-- begin Records supplied --

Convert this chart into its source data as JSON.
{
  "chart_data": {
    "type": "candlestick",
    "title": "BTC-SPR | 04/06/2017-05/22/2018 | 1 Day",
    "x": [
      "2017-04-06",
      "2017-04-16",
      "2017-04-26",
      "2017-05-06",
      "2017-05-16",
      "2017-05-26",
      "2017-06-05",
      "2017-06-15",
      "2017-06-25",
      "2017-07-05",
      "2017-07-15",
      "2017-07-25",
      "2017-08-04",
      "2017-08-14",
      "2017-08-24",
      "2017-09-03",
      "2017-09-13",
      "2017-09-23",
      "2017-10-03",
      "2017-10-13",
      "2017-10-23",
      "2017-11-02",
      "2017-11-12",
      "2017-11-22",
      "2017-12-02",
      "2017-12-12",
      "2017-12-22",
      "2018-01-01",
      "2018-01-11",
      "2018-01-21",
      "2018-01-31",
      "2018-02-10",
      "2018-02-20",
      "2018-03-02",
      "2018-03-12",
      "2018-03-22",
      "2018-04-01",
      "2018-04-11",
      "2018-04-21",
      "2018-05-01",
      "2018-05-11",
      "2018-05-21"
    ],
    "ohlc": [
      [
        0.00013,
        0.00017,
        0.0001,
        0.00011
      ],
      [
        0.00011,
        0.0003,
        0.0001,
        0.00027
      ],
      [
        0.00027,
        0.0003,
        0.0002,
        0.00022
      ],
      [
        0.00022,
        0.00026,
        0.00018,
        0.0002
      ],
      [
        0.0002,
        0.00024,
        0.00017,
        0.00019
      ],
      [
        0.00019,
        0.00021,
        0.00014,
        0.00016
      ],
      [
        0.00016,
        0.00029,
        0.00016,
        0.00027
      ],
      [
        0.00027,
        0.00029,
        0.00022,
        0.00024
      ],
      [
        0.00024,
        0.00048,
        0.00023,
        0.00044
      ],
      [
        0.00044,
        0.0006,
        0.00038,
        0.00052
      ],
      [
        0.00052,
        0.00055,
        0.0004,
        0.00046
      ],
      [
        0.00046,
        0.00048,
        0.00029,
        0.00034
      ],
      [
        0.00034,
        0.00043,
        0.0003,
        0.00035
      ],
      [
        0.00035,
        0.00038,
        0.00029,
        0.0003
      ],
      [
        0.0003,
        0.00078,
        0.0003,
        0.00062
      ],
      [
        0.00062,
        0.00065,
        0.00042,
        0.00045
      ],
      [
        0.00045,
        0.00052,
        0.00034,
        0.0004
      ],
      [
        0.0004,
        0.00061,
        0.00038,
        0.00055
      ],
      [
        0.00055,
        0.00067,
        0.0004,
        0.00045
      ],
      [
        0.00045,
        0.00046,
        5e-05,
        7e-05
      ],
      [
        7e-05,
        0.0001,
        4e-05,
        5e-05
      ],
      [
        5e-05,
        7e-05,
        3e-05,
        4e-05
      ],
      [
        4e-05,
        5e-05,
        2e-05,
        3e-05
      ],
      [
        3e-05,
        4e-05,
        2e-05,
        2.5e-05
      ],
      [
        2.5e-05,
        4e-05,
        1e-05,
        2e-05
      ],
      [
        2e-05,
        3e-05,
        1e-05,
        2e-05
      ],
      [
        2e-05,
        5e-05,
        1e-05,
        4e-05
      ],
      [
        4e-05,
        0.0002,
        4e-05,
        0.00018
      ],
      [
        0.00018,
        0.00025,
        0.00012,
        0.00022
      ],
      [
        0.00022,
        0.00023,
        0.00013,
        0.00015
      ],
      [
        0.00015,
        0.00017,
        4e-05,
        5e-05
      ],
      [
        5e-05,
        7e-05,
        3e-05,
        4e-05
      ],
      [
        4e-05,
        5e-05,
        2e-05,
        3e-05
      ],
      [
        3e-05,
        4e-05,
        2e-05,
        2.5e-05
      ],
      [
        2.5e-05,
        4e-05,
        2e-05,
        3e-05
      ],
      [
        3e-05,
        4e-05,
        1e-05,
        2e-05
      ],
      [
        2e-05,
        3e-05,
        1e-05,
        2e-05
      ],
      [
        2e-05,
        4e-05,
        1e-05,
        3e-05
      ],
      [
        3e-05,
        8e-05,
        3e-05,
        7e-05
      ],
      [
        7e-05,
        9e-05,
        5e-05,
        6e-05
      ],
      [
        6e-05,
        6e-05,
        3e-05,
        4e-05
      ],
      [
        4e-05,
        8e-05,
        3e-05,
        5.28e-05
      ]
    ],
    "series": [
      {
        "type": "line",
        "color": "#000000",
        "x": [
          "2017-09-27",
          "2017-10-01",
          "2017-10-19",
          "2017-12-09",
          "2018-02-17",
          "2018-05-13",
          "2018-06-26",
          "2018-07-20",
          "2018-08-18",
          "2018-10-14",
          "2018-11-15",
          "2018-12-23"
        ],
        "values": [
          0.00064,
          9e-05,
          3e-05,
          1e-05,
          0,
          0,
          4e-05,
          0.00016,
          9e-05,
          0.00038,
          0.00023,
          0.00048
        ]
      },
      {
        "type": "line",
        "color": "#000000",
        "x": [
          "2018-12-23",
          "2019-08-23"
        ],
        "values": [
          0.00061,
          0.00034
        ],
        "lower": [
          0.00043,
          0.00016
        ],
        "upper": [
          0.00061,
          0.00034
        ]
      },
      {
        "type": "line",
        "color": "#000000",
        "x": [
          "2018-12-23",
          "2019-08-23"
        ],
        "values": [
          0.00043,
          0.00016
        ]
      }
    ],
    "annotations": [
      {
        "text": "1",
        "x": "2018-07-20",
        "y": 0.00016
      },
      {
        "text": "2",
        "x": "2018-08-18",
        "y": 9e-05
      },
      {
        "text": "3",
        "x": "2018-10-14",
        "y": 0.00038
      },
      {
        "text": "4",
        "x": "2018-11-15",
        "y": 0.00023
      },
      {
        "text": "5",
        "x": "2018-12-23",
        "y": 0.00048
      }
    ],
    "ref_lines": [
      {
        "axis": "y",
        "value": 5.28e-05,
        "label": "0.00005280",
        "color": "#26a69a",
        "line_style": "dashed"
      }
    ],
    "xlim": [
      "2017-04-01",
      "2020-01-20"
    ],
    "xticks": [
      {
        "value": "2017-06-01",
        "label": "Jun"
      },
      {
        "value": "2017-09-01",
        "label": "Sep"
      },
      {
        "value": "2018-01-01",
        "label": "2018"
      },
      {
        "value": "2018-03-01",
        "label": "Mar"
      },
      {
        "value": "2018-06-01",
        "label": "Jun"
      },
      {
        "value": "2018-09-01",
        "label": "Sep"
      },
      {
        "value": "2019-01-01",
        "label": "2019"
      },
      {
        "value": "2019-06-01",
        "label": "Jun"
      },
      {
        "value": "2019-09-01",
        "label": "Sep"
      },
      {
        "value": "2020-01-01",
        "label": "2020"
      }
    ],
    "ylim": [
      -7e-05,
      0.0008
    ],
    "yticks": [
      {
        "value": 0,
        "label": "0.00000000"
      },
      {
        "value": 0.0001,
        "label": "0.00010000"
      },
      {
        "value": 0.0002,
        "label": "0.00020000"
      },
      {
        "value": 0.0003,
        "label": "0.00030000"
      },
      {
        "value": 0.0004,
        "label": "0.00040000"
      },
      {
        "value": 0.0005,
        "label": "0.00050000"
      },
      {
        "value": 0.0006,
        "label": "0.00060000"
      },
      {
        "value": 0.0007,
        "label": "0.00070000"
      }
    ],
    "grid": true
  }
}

-- end Records supplied --

#### What needs to be done
Without changing a word, restate the whole listing.

#### Answer to the problem
Convert this chart into its source data as JSON.
{
  "chart_data": {
    "type": "candlestick",
    "title": "BTC-SPR | 04/06/2017-05/22/2018 | 1 Day",
    "x": [
      "2017-04-06",
      "2017-04-16",
      "2017-04-26",
      "2017-05-06",
      "2017-05-16",
      "2017-05-26",
      "2017-06-05",
      "2017-06-15",
      "2017-06-25",
      "2017-07-05",
      "2017-07-15",
      "2017-07-25",
      "2017-08-04",
      "2017-08-14",
      "2017-08-24",
      "2017-09-03",
      "2017-09-13",
      "2017-09-23",
      "2017-10-03",
      "2017-10-13",
      "2017-10-23",
      "2017-11-02",
      "2017-11-12",
      "2017-11-22",
      "2017-12-02",
      "2017-12-12",
      "2017-12-22",
      "2018-01-01",
      "2018-01-11",
      "2018-01-21",
      "2018-01-31",
      "2018-02-10",
      "2018-02-20",
      "2018-03-02",
      "2018-03-12",
      "2018-03-22",
      "2018-04-01",
      "2018-04-11",
      "2018-04-21",
      "2018-05-01",
      "2018-05-11",
      "2018-05-21"
    ],
    "ohlc": [
      [
        0.00013,
        0.00017,
        0.0001,
        0.00011
      ],
      [
        0.00011,
        0.0003,
        0.0001,
        0.00027
      ],
      [
        0.00027,
        0.0003,
        0.0002,
        0.00022
      ],
      [
        0.00022,
        0.00026,
        0.00018,
        0.0002
      ],
      [
        0.0002,
        0.00024,
        0.00017,
        0.00019
      ],
      [
        0.00019,
        0.00021,
        0.00014,
        0.00016
      ],
      [
        0.00016,
        0.00029,
        0.00016,
        0.00027
      ],
      [
        0.00027,
        0.00029,
        0.00022,
        0.00024
      ],
      [
        0.00024,
        0.00048,
        0.00023,
        0.00044
      ],
      [
        0.00044,
        0.0006,
        0.00038,
        0.00052
      ],
      [
        0.00052,
        0.00055,
        0.0004,
        0.00046
      ],
      [
        0.00046,
        0.00048,
        0.00029,
        0.00034
      ],
      [
        0.00034,
        0.00043,
        0.0003,
        0.00035
      ],
      [
        0.00035,
        0.00038,
        0.00029,
        0.0003
      ],
      [
        0.0003,
        0.00078,
        0.0003,
        0.00062
      ],
      [
        0.00062,
        0.00065,
        0.00042,
        0.00045
      ],
      [
        0.00045,
        0.00052,
        0.00034,
        0.0004
      ],
      [
        0.0004,
        0.00061,
        0.00038,
        0.00055
      ],
      [
        0.00055,
        0.00067,
        0.0004,
        0.00045
      ],
      [
        0.00045,
        0.00046,
        5e-05,
        7e-05
      ],
      [
        7e-05,
        0.0001,
        4e-05,
        5e-05
      ],
      [
        5e-05,
        7e-05,
        3e-05,
        4e-05
      ],
      [
        4e-05,
        5e-05,
        2e-05,
        3e-05
      ],
      [
        3e-05,
        4e-05,
        2e-05,
        2.5e-05
      ],
      [
        2.5e-05,
        4e-05,
        1e-05,
        2e-05
      ],
      [
        2e-05,
        3e-05,
        1e-05,
        2e-05
      ],
      [
        2e-05,
        5e-05,
        1e-05,
        4e-05
      ],
      [
        4e-05,
        0.0002,
        4e-05,
        0.00018
      ],
      [
        0.00018,
        0.00025,
        0.00012,
        0.00022
      ],
      [
        0.00022,
        0.00023,
        0.00013,
        0.00015
      ],
      [
        0.00015,
        0.00017,
        4e-05,
        5e-05
      ],
      [
        5e-05,
        7e-05,
        3e-05,
        4e-05
      ],
      [
        4e-05,
        5e-05,
        2e-05,
        3e-05
      ],
      [
        3e-05,
        4e-05,
        2e-05,
        2.5e-05
      ],
      [
        2.5e-05,
        4e-05,
        2e-05,
        3e-05
      ],
      [
        3e-05,
        4e-05,
        1e-05,
        2e-05
      ],
      [
        2e-05,
        3e-05,
        1e-05,
        2e-05
      ],
      [
        2e-05,
        4e-05,
        1e-05,
        3e-05
      ],
      [
        3e-05,
        8e-05,
        3e-05,
        7e-05
      ],
      [
        7e-05,
        9e-05,
        5e-05,
        6e-05
      ],
      [
        6e-05,
        6e-05,
        3e-05,
        4e-05
      ],
      [
        4e-05,
        8e-05,
        3e-05,
        5.28e-05
      ]
    ],
    "series": [
      {
        "type": "line",
        "color": "#000000",
        "x": [
          "2017-09-27",
          "2017-10-01",
          "2017-10-19",
          "2017-12-09",
          "2018-02-17",
          "2018-05-13",
          "2018-06-26",
          "2018-07-20",
          "2018-08-18",
          "2018-10-14",
          "2018-11-15",
          "2018-12-23"
        ],
        "values": [
          0.00064,
          9e-05,
          3e-05,
          1e-05,
          0,
          0,
          4e-05,
          0.00016,
          9e-05,
          0.00038,
          0.00023,
          0.00048
        ]
      },
      {
        "type": "line",
        "color": "#000000",
        "x": [
          "2018-12-23",
          "2019-08-23"
        ],
        "values": [
          0.00061,
          0.00034
        ],
        "lower": [
          0.00043,
          0.00016
        ],
        "upper": [
          0.00061,
          0.00034
        ]
      },
      {
        "type": "line",
        "color": "#000000",
        "x": [
          "2018-12-23",
          "2019-08-23"
        ],
        "values": [
          0.00043,
          0.00016
        ]
      }
    ],
    "annotations": [
      {
        "text": "1",
        "x": "2018-07-20",
        "y": 0.00016
      },
      {
        "text": "2",
        "x": "2018-08-18",
        "y": 9e-05
      },
      {
        "text": "3",
        "x": "2018-10-14",
        "y": 0.00038
      },
      {
        "text": "4",
        "x": "2018-11-15",
        "y": 0.00023
      },
      {
        "text": "5",
        "x": "2018-12-23",
        "y": 0.00048
      }
    ],
    "ref_lines": [
      {
        "axis": "y",
        "value": 5.28e-05,
        "label": "0.00005280",
        "color": "#26a69a",
        "line_style": "dashed"
      }
    ],
    "xlim": [
      "2017-04-01",
      "2020-01-20"
    ],
    "xticks": [
      {
        "value": "2017-06-01",
        "label": "Jun"
      },
      {
        "value": "2017-09-01",
        "label": "Sep"
      },
      {
        "value": "2018-01-01",
        "label": "2018"
      },
      {
        "value": "2018-03-01",
        "label": "Mar"
      },
      {
        "value": "2018-06-01",
        "label": "Jun"
      },
      {
        "value": "2018-09-01",
        "label": "Sep"
      },
      {
        "value": "2019-01-01",
        "label": "2019"
      },
      {
        "value": "2019-06-01",
        "label": "Jun"
      },
      {
        "value": "2019-09-01",
        "label": "Sep"
      },
      {
        "value": "2020-01-01",
        "label": "2020"
      }
    ],
    "ylim": [
      -7e-05,
      0.0008
    ],
    "yticks": [
      {
        "value": 0,
        "label": "0.00000000"
      },
      {
        "value": 0.0001,
        "label": "0.00010000"
      },
      {
        "value": 0.0002,
        "label": "0.00020000"
      },
      {
        "value": 0.0003,
        "label": "0.00030000"
      },
      {
        "value": 0.0004,
        "label": "0.00040000"
      },
      {
        "value": 0.0005,
        "label": "0.00050000"
      },
      {
        "value": 0.0006,
        "label": "0.00060000"
      },
      {
        "value": 0.0007,
        "label": "0.00070000"
      }
    ],
    "grid": true
  }
}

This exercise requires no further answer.